[GIVEN EXERCISE 1]
Recast the stored rows as a numbered list, omitting blank lines. Start at the row that contains "legend-swatch (97, 52, 125, 62)" and end with the last row.

[DOCUMENT EXCERPT]
%%

The more recent voyage did include some highlights, not the least of which was reaching 78 degrees 44 minutes South latitude. And I have just stumbled on an online article that emphasises the significance of that. I recommend that you have a quick read at https://www.mycg.uscg.mil/News/Article/2969915/coast-guard-cutter-polar-star-sets-world-record-with-voyage-to-antarctica/. And note that the Spirit of Enderby is the ship that took us to Antarctica three years ago. By my calculations, the 1.32 seconds by which the US Coast Guard holds the record is equivalent to a bit under 41 metres that our ship could easily have beaten if we had just nudged up a bit closer to the ice. I doubt if we got within a hundred metres of it and I thought at the time that the Captain was being his usual conservative self, notwithstanding his expressed disappointment that we never set a new record.
Walking on the ice, particularly at Mt Siple, but also at Cape Hallett, gave me a big buzz - it was quite a unique experience.
Watching the ship crunch through the thick ice was also fascinating, even awe-inspiring, as we faced a solid wall of ice up to at least three metres thick - and simply smashed our way through. An amazing sight.
I loved the storms - Nature in the raw. They didn’t impact the ship to any great extent but watching the swell and huge clouds of spindrift was quite exciting. And seeing so much snow that decorated the external areas of the ship for several days was something quite new for me.

%%

[GIVEN EXERCISE 2]
Reproduce the passage from the Antarctic voyage account that begins at the words "Watching the ship" and ends after "An amazing sight.".

Stored records
%%

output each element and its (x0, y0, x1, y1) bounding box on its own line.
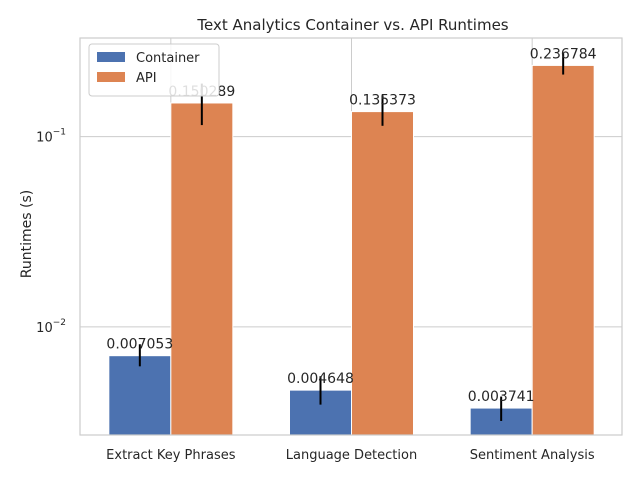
legend-swatch (97, 52, 125, 62)
x-tick-label: Extract Key Phrases (106, 448, 236, 463)
y-tick-label: 10−2 (36, 318, 66, 336)
y-tick-labels: 10−2 10−1 (36, 128, 66, 336)
data-label: 0.007053 (106, 337, 173, 353)
data-label: 0.135373 (349, 93, 416, 109)
bar-api-2 (351, 111, 414, 436)
legend-label: Container (136, 51, 200, 66)
plot-frame (79, 37, 623, 436)
y-tick-label: 10−1 (36, 128, 66, 146)
data-label: 0.004648 (287, 371, 354, 387)
x-tick-label: Language Detection (286, 448, 417, 463)
bar-container-1 (108, 355, 172, 436)
legend-swatch (97, 72, 125, 82)
data-labels: 0.0070530.0046480.0037410.1502890.135373… (106, 46, 596, 405)
y-axis-label: Runtimes (s) (19, 190, 35, 278)
data-label: 0.236784 (530, 46, 597, 62)
x-tick-label: Sentiment Analysis (470, 448, 595, 463)
bar-api-1 (170, 102, 234, 436)
legend-label: API (136, 71, 157, 86)
bars (108, 64, 595, 436)
bar-api-3 (531, 64, 595, 436)
x-tick-labels: Extract Key Phrases Language Detection Sen… (106, 448, 595, 463)
data-label: 0.003741 (468, 389, 535, 405)
chart-title: Text Analytics Container vs. API Runtime… (196, 16, 508, 34)
legend: Container API (88, 43, 220, 97)
error-bars (138, 53, 565, 421)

%%

[FULL ANSWER 1]
1. legend-swatch (97, 52, 125, 62)
2. x-tick-label: Extract Key Phrases (106, 448, 236, 463)
3. y-tick-label: 10−2 (36, 318, 66, 336)
4. y-tick-labels: 10−2 10−1 (36, 128, 66, 336)
5. data-label: 0.007053 (106, 337, 173, 353)
6. data-label: 0.135373 (349, 93, 416, 109)
7. bar-api-2 (351, 111, 414, 436)
8. legend-label: Container (136, 51, 200, 66)
9. plot-frame (79, 37, 623, 436)
10. y-tick-label: 10−1 (36, 128, 66, 146)
11. data-label: 0.004648 (287, 371, 354, 387)
12. x-tick-label: Language Detection (286, 448, 417, 463)
13. bar-container-1 (108, 355, 172, 436)
14. legend-swatch (97, 72, 125, 82)
15. data-labels: 0.0070530.0046480.0037410.1502890.135373… (106, 46, 596, 405)
16. y-axis-label: Runtimes (s) (19, 190, 35, 278)
17. data-label: 0.236784 (530, 46, 597, 62)
18. x-tick-label: Sentiment Analysis (470, 448, 595, 463)
19. bar-api-1 (170, 102, 234, 436)
20. legend-label: API (136, 71, 157, 86)
21. bars (108, 64, 595, 436)
22. bar-api-3 (531, 64, 595, 436)
23. x-tick-labels: Extract Key Phrases Language Detection Sen… (106, 448, 595, 463)
24. data-label: 0.003741 (468, 389, 535, 405)
25. chart-title: Text Analytics Container vs. API Runtime… (196, 16, 508, 34)
26. legend: Container API (88, 43, 220, 97)
27. error-bars (138, 53, 565, 421)

[FULL ANSWER 2]
Watching the ship crunch through the thick ice was also fascinating, even awe-inspiring, as we faced a solid wall of ice up to at least three metres thick - and simply smashed our way through. An amazing sight.